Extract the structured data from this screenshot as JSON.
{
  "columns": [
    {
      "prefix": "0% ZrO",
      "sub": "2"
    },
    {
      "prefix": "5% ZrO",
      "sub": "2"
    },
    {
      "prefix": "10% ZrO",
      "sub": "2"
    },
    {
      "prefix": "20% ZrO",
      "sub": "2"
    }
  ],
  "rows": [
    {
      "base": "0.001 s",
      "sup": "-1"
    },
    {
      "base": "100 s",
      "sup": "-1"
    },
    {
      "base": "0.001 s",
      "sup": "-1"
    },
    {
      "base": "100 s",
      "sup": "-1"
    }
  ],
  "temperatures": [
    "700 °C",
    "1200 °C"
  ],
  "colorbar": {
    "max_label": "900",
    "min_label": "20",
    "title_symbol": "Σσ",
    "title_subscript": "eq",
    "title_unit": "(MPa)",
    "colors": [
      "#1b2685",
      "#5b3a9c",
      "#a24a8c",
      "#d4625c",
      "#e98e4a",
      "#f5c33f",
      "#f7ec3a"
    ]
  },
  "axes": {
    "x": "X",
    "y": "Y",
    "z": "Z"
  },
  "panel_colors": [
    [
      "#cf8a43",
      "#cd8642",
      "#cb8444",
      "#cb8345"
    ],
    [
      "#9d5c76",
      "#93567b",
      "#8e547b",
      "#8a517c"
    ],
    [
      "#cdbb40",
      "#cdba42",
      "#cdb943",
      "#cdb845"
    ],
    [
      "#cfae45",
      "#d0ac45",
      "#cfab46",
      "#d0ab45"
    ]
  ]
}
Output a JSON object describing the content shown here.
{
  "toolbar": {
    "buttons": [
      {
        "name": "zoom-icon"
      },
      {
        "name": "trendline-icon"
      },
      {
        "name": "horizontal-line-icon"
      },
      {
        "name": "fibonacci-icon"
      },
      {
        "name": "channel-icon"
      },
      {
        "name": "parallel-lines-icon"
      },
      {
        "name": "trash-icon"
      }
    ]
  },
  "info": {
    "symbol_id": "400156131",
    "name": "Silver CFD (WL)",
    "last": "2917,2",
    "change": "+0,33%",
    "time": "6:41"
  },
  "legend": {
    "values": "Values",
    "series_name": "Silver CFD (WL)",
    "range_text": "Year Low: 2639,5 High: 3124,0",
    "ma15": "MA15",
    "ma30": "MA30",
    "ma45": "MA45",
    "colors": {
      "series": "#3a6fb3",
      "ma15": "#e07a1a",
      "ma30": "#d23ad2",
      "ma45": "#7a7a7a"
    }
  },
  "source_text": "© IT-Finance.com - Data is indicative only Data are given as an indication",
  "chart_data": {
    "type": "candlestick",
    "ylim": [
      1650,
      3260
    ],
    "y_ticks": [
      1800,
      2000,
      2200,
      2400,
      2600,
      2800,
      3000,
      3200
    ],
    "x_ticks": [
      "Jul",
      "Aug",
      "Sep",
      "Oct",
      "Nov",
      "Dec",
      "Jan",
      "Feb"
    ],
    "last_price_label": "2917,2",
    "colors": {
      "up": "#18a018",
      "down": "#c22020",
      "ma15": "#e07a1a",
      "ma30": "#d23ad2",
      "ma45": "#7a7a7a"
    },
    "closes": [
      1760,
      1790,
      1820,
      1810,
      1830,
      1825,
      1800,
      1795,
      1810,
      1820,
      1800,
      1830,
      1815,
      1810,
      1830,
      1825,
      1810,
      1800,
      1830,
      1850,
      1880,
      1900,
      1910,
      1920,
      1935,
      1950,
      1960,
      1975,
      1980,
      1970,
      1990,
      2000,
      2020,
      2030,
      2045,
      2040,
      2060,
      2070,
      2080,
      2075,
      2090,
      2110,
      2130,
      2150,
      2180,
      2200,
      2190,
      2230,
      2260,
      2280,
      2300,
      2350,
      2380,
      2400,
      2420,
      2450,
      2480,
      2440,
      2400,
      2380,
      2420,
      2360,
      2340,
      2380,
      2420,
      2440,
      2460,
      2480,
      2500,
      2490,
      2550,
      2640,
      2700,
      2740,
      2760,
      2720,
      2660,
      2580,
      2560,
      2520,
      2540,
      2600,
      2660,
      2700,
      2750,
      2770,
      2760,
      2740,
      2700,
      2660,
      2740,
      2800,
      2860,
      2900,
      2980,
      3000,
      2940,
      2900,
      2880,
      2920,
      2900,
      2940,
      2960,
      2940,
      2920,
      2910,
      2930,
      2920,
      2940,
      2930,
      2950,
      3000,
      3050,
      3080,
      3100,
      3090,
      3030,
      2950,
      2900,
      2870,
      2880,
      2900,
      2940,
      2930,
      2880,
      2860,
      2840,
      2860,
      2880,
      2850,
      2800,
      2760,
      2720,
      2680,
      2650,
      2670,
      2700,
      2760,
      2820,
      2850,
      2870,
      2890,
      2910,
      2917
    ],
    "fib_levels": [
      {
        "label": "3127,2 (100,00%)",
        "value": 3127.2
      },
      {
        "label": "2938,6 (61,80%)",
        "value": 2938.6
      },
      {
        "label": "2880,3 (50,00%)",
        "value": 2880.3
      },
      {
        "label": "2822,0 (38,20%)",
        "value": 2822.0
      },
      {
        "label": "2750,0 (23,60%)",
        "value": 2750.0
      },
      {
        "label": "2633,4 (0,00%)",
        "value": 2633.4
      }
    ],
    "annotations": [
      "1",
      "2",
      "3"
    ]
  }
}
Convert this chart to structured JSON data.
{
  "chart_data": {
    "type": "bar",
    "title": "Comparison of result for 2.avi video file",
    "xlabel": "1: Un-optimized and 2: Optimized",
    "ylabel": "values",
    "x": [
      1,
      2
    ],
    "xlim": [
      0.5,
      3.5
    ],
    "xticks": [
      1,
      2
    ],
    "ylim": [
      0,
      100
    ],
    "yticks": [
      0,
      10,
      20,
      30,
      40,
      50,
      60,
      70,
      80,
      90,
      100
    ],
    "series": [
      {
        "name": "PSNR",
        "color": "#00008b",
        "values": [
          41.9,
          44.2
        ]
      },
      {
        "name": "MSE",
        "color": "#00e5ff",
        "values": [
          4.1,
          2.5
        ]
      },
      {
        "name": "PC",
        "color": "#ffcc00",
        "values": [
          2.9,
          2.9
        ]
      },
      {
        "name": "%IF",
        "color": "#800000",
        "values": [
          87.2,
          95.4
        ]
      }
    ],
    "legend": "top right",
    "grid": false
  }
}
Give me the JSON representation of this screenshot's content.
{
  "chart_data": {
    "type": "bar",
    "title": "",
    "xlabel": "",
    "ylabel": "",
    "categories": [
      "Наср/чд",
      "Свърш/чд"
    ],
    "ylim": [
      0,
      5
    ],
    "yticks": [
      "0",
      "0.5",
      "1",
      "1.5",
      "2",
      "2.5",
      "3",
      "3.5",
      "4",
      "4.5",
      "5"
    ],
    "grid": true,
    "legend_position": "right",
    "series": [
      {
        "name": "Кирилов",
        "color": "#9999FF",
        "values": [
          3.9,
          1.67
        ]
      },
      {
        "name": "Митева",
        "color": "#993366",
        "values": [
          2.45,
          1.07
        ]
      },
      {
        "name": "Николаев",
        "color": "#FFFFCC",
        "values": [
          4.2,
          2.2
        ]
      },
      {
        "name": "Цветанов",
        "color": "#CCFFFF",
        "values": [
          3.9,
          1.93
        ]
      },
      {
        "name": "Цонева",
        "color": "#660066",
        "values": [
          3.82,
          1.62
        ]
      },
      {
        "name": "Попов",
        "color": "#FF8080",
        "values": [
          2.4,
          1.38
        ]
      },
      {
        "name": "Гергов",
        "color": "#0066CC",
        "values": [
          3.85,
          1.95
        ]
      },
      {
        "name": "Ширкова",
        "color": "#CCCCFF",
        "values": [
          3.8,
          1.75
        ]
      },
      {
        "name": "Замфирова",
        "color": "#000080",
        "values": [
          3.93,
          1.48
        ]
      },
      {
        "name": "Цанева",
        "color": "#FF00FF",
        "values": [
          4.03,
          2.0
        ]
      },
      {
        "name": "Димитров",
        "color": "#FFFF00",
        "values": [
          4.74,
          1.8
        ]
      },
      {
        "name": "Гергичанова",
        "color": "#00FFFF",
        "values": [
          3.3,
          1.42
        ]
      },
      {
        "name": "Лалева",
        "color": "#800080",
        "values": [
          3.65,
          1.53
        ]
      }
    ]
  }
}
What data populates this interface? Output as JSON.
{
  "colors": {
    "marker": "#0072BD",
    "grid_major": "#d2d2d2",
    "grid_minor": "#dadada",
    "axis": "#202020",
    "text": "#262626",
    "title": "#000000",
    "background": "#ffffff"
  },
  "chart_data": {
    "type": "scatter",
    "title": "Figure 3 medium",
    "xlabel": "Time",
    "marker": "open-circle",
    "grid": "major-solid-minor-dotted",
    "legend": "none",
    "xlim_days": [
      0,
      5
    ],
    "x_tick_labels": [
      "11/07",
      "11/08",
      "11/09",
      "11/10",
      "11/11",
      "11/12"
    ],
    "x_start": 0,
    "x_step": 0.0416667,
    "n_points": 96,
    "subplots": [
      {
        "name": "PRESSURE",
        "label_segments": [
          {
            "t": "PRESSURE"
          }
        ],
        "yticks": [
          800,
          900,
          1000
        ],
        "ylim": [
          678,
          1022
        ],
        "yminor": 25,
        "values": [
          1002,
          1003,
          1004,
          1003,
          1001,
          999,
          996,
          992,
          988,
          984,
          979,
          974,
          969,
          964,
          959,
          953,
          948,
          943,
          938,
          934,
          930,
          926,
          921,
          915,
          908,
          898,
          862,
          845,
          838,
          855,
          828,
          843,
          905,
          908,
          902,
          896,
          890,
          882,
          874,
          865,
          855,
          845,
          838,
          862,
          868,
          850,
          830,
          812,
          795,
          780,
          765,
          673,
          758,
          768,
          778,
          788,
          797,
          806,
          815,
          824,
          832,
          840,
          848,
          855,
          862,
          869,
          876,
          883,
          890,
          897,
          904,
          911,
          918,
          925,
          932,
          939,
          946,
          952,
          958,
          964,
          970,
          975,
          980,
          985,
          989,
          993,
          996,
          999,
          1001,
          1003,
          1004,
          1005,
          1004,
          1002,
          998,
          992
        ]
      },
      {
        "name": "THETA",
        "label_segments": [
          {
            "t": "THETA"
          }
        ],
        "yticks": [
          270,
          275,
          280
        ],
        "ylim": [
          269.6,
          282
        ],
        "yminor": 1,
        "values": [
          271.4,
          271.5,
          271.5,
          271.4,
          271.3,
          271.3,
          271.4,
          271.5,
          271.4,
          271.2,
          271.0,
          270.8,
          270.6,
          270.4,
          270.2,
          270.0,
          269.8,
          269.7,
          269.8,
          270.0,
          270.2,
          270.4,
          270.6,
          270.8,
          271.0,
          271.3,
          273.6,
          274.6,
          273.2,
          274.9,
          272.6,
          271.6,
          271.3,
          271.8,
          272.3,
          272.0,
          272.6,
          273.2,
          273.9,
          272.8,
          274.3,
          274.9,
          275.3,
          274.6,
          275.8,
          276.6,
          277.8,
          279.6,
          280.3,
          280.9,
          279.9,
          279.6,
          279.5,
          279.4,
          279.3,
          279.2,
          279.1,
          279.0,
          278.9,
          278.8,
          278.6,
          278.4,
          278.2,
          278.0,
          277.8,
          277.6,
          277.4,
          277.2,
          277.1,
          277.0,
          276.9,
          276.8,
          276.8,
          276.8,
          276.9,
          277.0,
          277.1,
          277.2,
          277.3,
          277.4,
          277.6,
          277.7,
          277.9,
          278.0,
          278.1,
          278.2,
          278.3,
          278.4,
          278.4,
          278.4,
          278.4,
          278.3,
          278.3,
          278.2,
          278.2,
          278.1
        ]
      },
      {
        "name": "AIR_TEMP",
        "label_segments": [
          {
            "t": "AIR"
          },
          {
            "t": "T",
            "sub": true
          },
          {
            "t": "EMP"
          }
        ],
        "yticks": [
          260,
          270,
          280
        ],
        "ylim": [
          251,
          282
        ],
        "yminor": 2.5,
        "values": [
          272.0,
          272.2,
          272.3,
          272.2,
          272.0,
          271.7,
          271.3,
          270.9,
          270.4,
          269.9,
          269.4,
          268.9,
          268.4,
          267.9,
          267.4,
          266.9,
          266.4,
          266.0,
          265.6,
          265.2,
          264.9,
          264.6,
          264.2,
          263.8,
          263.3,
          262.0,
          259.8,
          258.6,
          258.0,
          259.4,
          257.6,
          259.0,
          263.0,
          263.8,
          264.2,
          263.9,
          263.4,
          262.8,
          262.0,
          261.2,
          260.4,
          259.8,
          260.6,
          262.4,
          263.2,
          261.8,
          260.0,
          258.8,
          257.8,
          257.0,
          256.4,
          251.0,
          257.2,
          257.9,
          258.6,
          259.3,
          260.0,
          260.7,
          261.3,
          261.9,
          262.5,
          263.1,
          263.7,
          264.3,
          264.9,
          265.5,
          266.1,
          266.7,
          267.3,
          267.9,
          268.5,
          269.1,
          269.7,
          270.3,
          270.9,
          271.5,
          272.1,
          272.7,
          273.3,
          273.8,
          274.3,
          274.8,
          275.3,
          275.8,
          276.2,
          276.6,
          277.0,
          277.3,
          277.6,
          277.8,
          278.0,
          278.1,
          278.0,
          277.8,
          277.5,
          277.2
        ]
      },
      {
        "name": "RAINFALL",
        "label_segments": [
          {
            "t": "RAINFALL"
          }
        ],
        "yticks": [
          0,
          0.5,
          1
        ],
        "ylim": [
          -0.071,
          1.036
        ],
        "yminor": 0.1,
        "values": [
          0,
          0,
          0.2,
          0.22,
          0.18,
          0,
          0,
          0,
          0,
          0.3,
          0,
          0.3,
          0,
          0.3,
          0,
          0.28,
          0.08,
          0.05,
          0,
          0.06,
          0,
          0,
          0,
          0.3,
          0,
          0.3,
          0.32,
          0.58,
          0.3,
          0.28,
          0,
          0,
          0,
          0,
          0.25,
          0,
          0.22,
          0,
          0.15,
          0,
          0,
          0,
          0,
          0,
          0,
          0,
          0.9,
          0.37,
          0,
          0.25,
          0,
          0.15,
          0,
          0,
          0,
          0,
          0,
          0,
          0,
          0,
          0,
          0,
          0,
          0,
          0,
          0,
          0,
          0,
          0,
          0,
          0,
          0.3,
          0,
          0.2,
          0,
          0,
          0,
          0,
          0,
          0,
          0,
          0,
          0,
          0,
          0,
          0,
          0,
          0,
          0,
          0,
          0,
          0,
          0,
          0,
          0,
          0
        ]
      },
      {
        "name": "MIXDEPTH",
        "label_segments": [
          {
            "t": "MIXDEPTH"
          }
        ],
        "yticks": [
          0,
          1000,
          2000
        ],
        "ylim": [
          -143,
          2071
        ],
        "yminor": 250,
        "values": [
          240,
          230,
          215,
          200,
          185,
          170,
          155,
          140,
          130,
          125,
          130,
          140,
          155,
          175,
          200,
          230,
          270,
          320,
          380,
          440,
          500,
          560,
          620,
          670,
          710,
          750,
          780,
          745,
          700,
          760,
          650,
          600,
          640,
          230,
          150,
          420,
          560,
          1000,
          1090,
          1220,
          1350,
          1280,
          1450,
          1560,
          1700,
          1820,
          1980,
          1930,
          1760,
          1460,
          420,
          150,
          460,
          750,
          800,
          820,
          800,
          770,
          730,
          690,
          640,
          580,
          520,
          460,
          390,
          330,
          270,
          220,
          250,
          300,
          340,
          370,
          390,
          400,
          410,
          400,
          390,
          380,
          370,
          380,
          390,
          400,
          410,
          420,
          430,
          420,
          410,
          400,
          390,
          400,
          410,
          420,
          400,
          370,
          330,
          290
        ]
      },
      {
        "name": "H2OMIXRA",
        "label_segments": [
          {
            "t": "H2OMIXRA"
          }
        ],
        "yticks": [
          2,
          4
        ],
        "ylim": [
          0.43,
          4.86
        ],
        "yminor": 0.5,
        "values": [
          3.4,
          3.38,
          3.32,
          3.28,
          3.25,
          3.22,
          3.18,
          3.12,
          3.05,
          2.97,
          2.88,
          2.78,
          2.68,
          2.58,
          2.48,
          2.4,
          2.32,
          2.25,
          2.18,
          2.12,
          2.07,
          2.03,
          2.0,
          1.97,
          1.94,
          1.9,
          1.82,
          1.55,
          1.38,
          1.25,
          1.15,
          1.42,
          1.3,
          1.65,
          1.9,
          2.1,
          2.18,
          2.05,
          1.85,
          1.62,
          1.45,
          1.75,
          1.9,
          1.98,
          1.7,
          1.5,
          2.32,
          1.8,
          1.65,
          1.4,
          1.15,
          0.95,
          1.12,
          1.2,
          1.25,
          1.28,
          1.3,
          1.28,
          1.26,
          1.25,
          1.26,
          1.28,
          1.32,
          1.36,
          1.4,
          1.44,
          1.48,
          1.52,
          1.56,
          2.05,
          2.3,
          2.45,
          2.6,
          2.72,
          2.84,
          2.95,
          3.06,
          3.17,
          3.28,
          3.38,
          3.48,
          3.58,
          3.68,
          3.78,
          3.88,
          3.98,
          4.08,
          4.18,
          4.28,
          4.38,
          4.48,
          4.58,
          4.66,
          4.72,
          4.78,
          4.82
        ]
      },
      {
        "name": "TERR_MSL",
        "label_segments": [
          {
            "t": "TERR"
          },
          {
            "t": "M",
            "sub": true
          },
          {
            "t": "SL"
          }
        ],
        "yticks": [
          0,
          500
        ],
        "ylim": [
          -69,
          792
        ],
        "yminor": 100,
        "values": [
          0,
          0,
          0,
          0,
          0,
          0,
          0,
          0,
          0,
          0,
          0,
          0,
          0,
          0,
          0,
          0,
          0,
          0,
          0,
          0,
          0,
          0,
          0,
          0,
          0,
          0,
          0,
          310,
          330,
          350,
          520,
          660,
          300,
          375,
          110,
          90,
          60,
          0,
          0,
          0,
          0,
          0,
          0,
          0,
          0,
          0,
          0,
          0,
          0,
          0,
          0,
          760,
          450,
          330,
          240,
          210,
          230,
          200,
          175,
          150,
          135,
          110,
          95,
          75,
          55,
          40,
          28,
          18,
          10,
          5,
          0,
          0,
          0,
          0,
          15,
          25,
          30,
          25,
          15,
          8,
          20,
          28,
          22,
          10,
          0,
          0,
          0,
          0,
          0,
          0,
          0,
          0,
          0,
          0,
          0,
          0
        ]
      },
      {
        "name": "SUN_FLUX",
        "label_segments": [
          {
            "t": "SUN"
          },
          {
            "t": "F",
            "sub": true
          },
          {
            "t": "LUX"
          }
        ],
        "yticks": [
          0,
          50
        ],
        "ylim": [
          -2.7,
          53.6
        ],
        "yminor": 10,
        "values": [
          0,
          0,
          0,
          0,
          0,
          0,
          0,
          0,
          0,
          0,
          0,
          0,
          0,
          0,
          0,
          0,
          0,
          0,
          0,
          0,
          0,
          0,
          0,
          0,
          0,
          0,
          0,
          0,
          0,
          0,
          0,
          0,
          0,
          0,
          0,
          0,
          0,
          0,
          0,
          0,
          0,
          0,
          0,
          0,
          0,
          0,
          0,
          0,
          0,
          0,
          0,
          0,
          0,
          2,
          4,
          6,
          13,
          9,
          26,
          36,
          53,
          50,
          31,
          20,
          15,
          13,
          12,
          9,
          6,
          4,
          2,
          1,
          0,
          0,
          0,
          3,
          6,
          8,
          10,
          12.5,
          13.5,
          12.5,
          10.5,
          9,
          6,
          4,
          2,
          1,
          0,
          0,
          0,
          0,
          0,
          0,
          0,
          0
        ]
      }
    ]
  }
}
※ ※ ※
Aim of the exercise:
Copy each line above where the string "prefix" occurs.

Exercise result:
      "prefix": "0% ZrO",
      "prefix": "5% ZrO",
      "prefix": "10% ZrO",
      "prefix": "20% ZrO",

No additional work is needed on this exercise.